→ EXERCISE DETAILS: Write the records out again, precisely as they stand.
======== RECORDS FOR PROCESSING ========
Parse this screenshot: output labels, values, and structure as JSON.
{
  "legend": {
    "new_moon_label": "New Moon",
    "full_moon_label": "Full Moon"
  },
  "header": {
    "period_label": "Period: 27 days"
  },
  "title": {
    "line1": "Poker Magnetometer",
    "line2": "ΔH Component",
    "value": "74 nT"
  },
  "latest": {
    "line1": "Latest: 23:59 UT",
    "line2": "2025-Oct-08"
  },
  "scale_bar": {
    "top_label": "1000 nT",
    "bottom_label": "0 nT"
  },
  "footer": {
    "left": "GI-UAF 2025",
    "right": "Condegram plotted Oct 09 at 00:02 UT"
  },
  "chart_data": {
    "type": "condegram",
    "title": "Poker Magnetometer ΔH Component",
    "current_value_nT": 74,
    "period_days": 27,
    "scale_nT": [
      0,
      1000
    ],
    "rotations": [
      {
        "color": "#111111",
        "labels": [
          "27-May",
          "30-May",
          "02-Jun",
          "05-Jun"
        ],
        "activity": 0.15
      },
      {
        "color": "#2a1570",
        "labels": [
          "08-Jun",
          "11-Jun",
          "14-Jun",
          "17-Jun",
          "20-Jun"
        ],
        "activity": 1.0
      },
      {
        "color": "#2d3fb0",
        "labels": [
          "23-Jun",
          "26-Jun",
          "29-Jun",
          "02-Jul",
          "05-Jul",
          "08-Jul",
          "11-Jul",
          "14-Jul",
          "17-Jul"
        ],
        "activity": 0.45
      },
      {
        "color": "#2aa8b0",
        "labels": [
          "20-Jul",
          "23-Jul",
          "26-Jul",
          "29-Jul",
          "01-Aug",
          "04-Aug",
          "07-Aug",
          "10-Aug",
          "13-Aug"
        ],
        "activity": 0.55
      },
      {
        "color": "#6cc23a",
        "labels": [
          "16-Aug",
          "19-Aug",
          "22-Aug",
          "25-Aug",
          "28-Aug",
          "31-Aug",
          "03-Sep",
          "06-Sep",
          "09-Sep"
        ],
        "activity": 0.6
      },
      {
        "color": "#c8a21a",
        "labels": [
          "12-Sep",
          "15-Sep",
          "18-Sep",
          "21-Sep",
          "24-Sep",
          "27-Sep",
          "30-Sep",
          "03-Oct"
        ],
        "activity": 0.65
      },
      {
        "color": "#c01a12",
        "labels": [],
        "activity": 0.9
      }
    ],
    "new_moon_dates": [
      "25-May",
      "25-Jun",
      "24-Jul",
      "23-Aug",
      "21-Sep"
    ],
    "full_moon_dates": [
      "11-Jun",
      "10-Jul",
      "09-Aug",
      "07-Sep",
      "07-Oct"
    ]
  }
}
========
→ RESULT FOR THIS EXERCISE:
Parse this screenshot: output labels, values, and structure as JSON.
{
  "legend": {
    "new_moon_label": "New Moon",
    "full_moon_label": "Full Moon"
  },
  "header": {
    "period_label": "Period: 27 days"
  },
  "title": {
    "line1": "Poker Magnetometer",
    "line2": "ΔH Component",
    "value": "74 nT"
  },
  "latest": {
    "line1": "Latest: 23:59 UT",
    "line2": "2025-Oct-08"
  },
  "scale_bar": {
    "top_label": "1000 nT",
    "bottom_label": "0 nT"
  },
  "footer": {
    "left": "GI-UAF 2025",
    "right": "Condegram plotted Oct 09 at 00:02 UT"
  },
  "chart_data": {
    "type": "condegram",
    "title": "Poker Magnetometer ΔH Component",
    "current_value_nT": 74,
    "period_days": 27,
    "scale_nT": [
      0,
      1000
    ],
    "rotations": [
      {
        "color": "#111111",
        "labels": [
          "27-May",
          "30-May",
          "02-Jun",
          "05-Jun"
        ],
        "activity": 0.15
      },
      {
        "color": "#2a1570",
        "labels": [
          "08-Jun",
          "11-Jun",
          "14-Jun",
          "17-Jun",
          "20-Jun"
        ],
        "activity": 1.0
      },
      {
        "color": "#2d3fb0",
        "labels": [
          "23-Jun",
          "26-Jun",
          "29-Jun",
          "02-Jul",
          "05-Jul",
          "08-Jul",
          "11-Jul",
          "14-Jul",
          "17-Jul"
        ],
        "activity": 0.45
      },
      {
        "color": "#2aa8b0",
        "labels": [
          "20-Jul",
          "23-Jul",
          "26-Jul",
          "29-Jul",
          "01-Aug",
          "04-Aug",
          "07-Aug",
          "10-Aug",
          "13-Aug"
        ],
        "activity": 0.55
      },
      {
        "color": "#6cc23a",
        "labels": [
          "16-Aug",
          "19-Aug",
          "22-Aug",
          "25-Aug",
          "28-Aug",
          "31-Aug",
          "03-Sep",
          "06-Sep",
          "09-Sep"
        ],
        "activity": 0.6
      },
      {
        "color": "#c8a21a",
        "labels": [
          "12-Sep",
          "15-Sep",
          "18-Sep",
          "21-Sep",
          "24-Sep",
          "27-Sep",
          "30-Sep",
          "03-Oct"
        ],
        "activity": 0.65
      },
      {
        "color": "#c01a12",
        "labels": [],
        "activity": 0.9
      }
    ],
    "new_moon_dates": [
      "25-May",
      "25-Jun",
      "24-Jul",
      "23-Aug",
      "21-Sep"
    ],
    "full_moon_dates": [
      "11-Jun",
      "10-Jul",
      "09-Aug",
      "07-Sep",
      "07-Oct"
    ]
  }
}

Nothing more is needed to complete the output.